> [TEXT SECTION]

.....

Around the time that the last three of these early Bibles, the Bishop's Bible of 1568, was published, a certain John Bois—whose mature years were dedicated to translating the Authorized Version—was just starting his education, learning Hebrew and Ancient Greek. Bois was born in 1560, just four years before William Shakespeare, and it is said that under his father's eye he had read the entire Bible in Hebrew by the time he was six years old. At fourteen he became a classics scholar at St John's College, Cambridge, passed through his examinations at record speed, and soon became a Fellow at the College.
These were the men of best scholarship, and with the providence of God to boot. Compare that to the scholarship used for the new translations, of men without faith putting together a corrupt montage of Greek from minority manuscripts. There's no comparison.
Let's take another instance of "more than" to further our understanding.
The translators who need wisdom worth more than rubies to write a trustworthy Bible version are, from my investigations, much like Wyatt Earp who supposedly was making more than $400 a month, but in reality it was only about $75. There's a lot of material the NIV leaves out, and a lot of stuff it gets wrong, just like Earp. And yet the NIV is quite popular but then so is Earp.

.....

> [STATED GOAL 1] Write out, character for character, the rows starting with the line that contains "toc-entry: 6. Need" and ending with the line that contains "toc-entry: Annex C", including both of those lines.

.....

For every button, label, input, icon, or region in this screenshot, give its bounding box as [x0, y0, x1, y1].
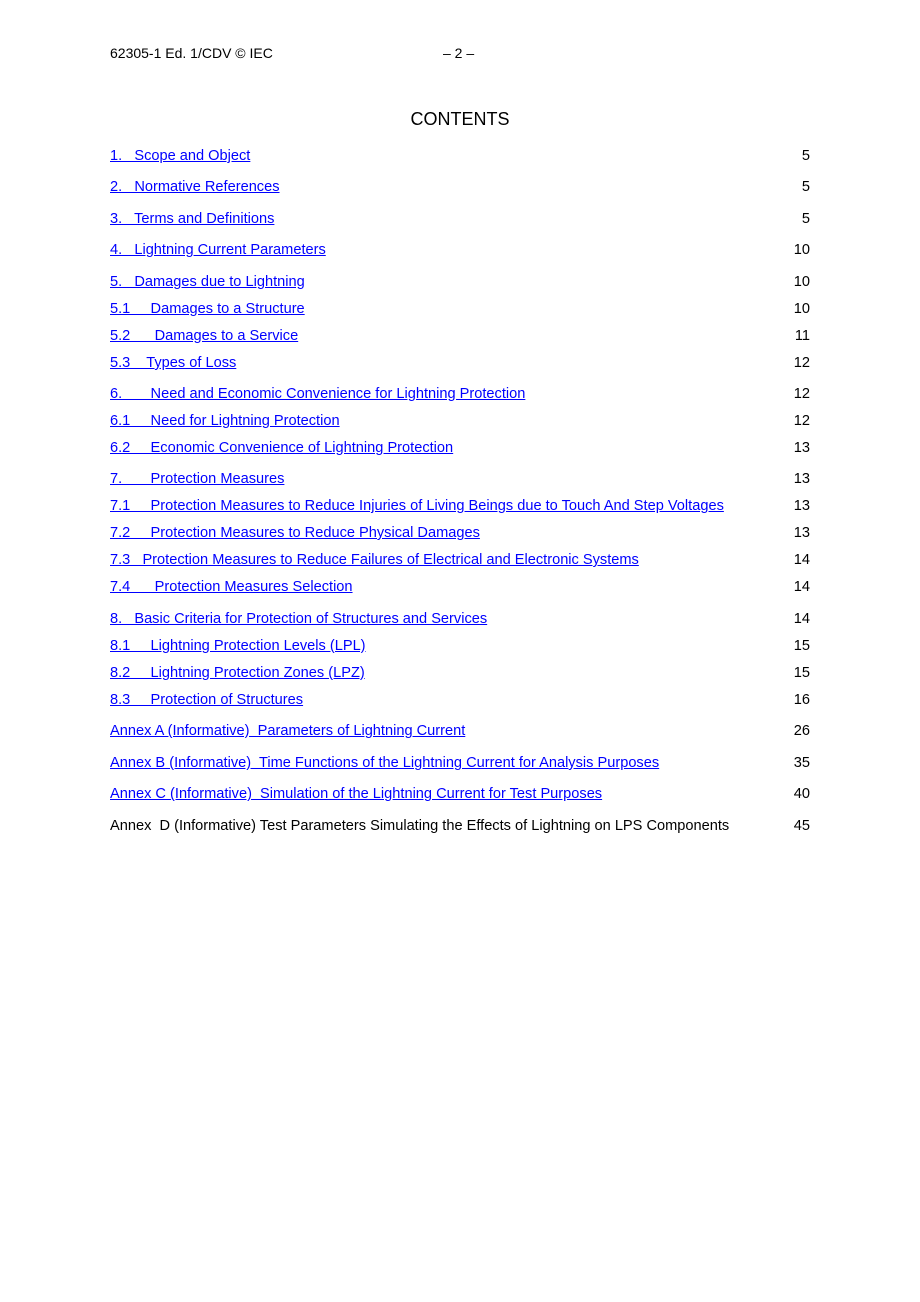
toc-entry: 6. Need and Economic Convenience for Lig…	[110, 386, 810, 406]
toc-link[interactable]: 8.2 Lightning Protection Zones (LPZ)	[110, 665, 365, 681]
toc-page-number: 16	[793, 692, 810, 708]
toc-entry: 8. Basic Criteria for Protection of Stru…	[110, 611, 810, 631]
toc-entry: Annex C (Informative) Simulation of the …	[110, 786, 810, 806]
toc-page-number: 5	[801, 211, 810, 227]
toc-link[interactable]: 5.3 Types of Loss	[110, 355, 236, 371]
toc-link[interactable]: 7.2 Protection Measures to Reduce Physic…	[110, 525, 480, 541]
toc-entry: 7.3 Protection Measures to Reduce Failur…	[110, 552, 810, 572]
toc-entry: 8.3 Protection of Structures 16	[110, 692, 810, 712]
toc-page-number: 14	[793, 552, 810, 568]
toc-entry: 8.1 Lightning Protection Levels (LPL) 15	[110, 638, 810, 658]
toc-page-number: 5	[801, 179, 810, 195]
toc-link[interactable]: Annex B (Informative) Time Functions of …	[110, 755, 659, 771]
toc-entry: 8.2 Lightning Protection Zones (LPZ) 15	[110, 665, 810, 685]
toc-link[interactable]: 1. Scope and Object	[110, 148, 250, 164]
toc-link[interactable]: 6.1 Need for Lightning Protection	[110, 413, 340, 429]
toc-entry: 2. Normative References 5	[110, 179, 810, 199]
toc-link[interactable]: 7.4 Protection Measures Selection	[110, 579, 353, 595]
toc-link[interactable]: 3. Terms and Definitions	[110, 211, 274, 227]
toc-entry: 5.2 Damages to a Service 11	[110, 328, 810, 348]
toc-link[interactable]: 7.1 Protection Measures to Reduce Injuri…	[110, 498, 724, 514]
toc-page-number: 10	[793, 301, 810, 317]
toc-link[interactable]: 5.1 Damages to a Structure	[110, 301, 305, 317]
toc-entry: 5. Damages due to Lightning 10	[110, 274, 810, 294]
toc-entry: 4. Lightning Current Parameters 10	[110, 242, 810, 262]
toc-link[interactable]: 6.2 Economic Convenience of Lightning Pr…	[110, 440, 453, 456]
toc-page-number: 13	[793, 498, 810, 514]
toc-page-number: 12	[793, 386, 810, 402]
toc-page-number: 12	[793, 413, 810, 429]
toc-entry: 6.1 Need for Lightning Protection 12	[110, 413, 810, 433]
toc-link[interactable]: 8.3 Protection of Structures	[110, 692, 303, 708]
toc-entry: Annex D (Informative) Test Parameters Si…	[110, 818, 810, 838]
toc-entry: 3. Terms and Definitions 5	[110, 211, 810, 231]
toc-page-number: 40	[793, 786, 810, 802]
toc-page-number: 10	[793, 274, 810, 290]
toc-link[interactable]: 5. Damages due to Lightning	[110, 274, 305, 290]
toc-entry: 7. Protection Measures 13	[110, 471, 810, 491]
contents-title: CONTENTS	[410, 109, 510, 129]
toc-link[interactable]: Annex A (Informative) Parameters of Ligh…	[110, 723, 465, 739]
toc-entry: 5.1 Damages to a Structure 10	[110, 301, 810, 321]
toc-page-number: 14	[793, 611, 810, 627]
document-id: 62305-1 Ed. 1/CDV © IEC	[110, 45, 273, 61]
toc-page-number: 13	[793, 440, 810, 456]
toc-entry: 1. Scope and Object 5	[110, 148, 810, 168]
toc-page-number: 12	[793, 355, 810, 371]
toc-label: Annex D (Informative) Test Parameters Si…	[110, 818, 730, 834]
toc-link[interactable]: 7. Protection Measures	[110, 471, 284, 487]
toc-entry: 7.2 Protection Measures to Reduce Physic…	[110, 525, 810, 545]
toc-page-number: 13	[793, 525, 810, 541]
toc-link[interactable]: 5.2 Damages to a Service	[110, 328, 298, 344]
toc-link[interactable]: 8. Basic Criteria for Protection of Stru…	[110, 611, 487, 627]
toc-link[interactable]: 7.3 Protection Measures to Reduce Failur…	[110, 552, 639, 568]
toc-page-number: 45	[793, 818, 810, 834]
toc-page-number: 35	[793, 755, 810, 771]
toc-page-number: 15	[793, 638, 810, 654]
toc-page-number: 5	[801, 148, 810, 164]
page-number: – 2 –	[443, 45, 475, 61]
toc-page-number: 11	[794, 328, 810, 344]
toc-page-number: 10	[793, 242, 810, 258]
toc-link[interactable]: Annex C (Informative) Simulation of the …	[110, 786, 602, 802]
toc-page-number: 15	[793, 665, 810, 681]
toc-entry: Annex B (Informative) Time Functions of …	[110, 755, 810, 775]
toc-entry: 7.1 Protection Measures to Reduce Injuri…	[110, 498, 810, 518]
toc-page-number: 14	[793, 579, 810, 595]
toc-page-number: 13	[793, 471, 810, 487]
toc-link[interactable]: 6. Need and Economic Convenience for Lig…	[110, 386, 525, 402]
toc-link[interactable]: 2. Normative References	[110, 179, 280, 195]
toc-page-number: 26	[793, 723, 810, 739]
toc-entry: 7.4 Protection Measures Selection 14	[110, 579, 810, 599]
toc-entry: 5.3 Types of Loss 12	[110, 355, 810, 375]
toc-link[interactable]: 8.1 Lightning Protection Levels (LPL)	[110, 638, 366, 654]
toc-entry: 6.2 Economic Convenience of Lightning Pr…	[110, 440, 810, 460]
toc-entry: Annex A (Informative) Parameters of Ligh…	[110, 723, 810, 743]
toc-link[interactable]: 4. Lightning Current Parameters	[110, 242, 326, 258]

.....

> [STATED GOAL 2] Give back word for word the part of the passage on Bible translators that starts with the words "Around the time" and ends with "There's no comparison.".

> [RESULT 1]
toc-entry: 6. Need and Economic Convenience for Lig…	[110, 386, 810, 406]
toc-link[interactable]: 8.2 Lightning Protection Zones (LPZ)	[110, 665, 365, 681]
toc-page-number: 16	[793, 692, 810, 708]
toc-entry: 8. Basic Criteria for Protection of Stru…	[110, 611, 810, 631]
toc-entry: Annex C (Informative) Simulation of the …	[110, 786, 810, 806]

> [RESULT 2]
Around the time that the last three of these early Bibles, the Bishop's Bible of 1568, was published, a certain John Bois—whose mature years were dedicated to translating the Authorized Version—was just starting his education, learning Hebrew and Ancient Greek. Bois was born in 1560, just four years before William Shakespeare, and it is said that under his father's eye he had read the entire Bible in Hebrew by the time he was six years old. At fourteen he became a classics scholar at St John's College, Cambridge, passed through his examinations at record speed, and soon became a Fellow at the College.
These were the men of best scholarship, and with the providence of God to boot. Compare that to the scholarship used for the new translations, of men without faith putting together a corrupt montage of Greek from minority manuscripts. There's no comparison.